Document passage:

You need not limit processor configuration to including or excluding peripherals, memory, caches, execution units, interfaces, or even multiple processors. You can also include extensions to the instruction set. Eliminating unneeded components or even instructions can reduce real-estate requirements and power consumption of your device. If you get too aggressive in removing logic blocks, you can throw off your circuit timing. Removing the logic for those instructions you do not need may reduce your power consumption but may also severely limit your ability to use legacy software or purchased algorithms that might use those instructions in later generations of your product. Creating extended instructions that execute multiple tasks in parallel can provide the needed performance boost; reduce your code size, requiring less memory and allowing a smaller device; or even allow you to run your processor at lower clock speeds to avoid parasitic effects and reduce your power consumption. Carefully document your design and assumptions for these special instructions, because they can fail and require reengineering as you increase the clock speed. With flexibility comes greater opportunity to optimize your system for those first-order constraints but at a cost of greater responsibility and forethought about how your customizations will affect your downstream support efforts.
What look fits you?Which implementation strategy should you choose? Your decision relies on a number of interdependent and often conflicting requirements specific to your application and how you differentiate it. Among the factors you should consider are time to market, system performance, system cost, power dissipation, size constraints, peripheral support, and obsolescence.
Time to market is a two-edged sword. Bring a product to market before your customer is ready for it with an insufficient support infrastructure or cultural inertia that is not prepared for the revolutionary change your product represents, and you may be laying the ground work for your competitor to reap the rewards. Missing the market window or delivering your product late because of a long development cycle can hurt the product's profitability over its life. A late delivery can have a greater impact on profits than development or product-cost overruns.
A critical strategy for vendors introducing instruction-set architectures is to support them in familiar development-tool suites, supporting ease of use and reducing the amount of material to learn. A strong tool chain can improve your time to market by enabling a large pool of experienced and skilled designers to start your project, supporting a strong third-party development infrastructure, facilitating an automated design flow, and aiding in porting your legacy code. Reuse is a powerful method of reducing design time and a growing market exists for ready-to-use software algorithms, peripheral drivers, operating systems, and licensable IP blocks for circuit design. If time to market is your primary driver, an approach using standard devices reduces your risk with well-defined performance and interface characteristics, the ability for short iteration cycles through reprogramming or component replacement, board versus chip-level system integration, the availability of legacy or purchased software modules, and a fast production ramp-up. The long leadtimes associated with developing ASICs make PLDs a viable approach for prototyping and early release for many applications that you cannot complete using standard devices.

Written request: Please answer from the passage above on choosing a processor implementation strategy: according to it, what can have a greater impact on profits than development or product-cost overruns?

Data extract:
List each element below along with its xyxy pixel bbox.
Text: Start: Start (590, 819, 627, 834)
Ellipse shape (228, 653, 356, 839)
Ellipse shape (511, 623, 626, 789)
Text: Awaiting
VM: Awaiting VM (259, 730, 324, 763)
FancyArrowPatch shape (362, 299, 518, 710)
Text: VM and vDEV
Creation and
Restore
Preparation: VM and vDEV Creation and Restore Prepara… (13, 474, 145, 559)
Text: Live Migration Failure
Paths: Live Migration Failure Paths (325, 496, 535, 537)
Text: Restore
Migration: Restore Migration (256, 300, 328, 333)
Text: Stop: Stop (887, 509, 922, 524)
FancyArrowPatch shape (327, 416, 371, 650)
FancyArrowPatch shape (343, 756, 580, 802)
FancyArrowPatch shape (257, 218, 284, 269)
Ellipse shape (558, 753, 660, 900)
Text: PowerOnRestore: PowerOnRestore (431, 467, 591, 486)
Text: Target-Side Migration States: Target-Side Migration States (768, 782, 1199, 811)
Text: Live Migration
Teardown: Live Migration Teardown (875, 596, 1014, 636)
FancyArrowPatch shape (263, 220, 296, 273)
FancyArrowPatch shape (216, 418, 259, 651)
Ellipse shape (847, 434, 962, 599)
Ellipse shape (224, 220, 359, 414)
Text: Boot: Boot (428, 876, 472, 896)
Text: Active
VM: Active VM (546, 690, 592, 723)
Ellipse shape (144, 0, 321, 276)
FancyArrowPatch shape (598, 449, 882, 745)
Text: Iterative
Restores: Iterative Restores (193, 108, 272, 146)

Exercise solution: A late delivery.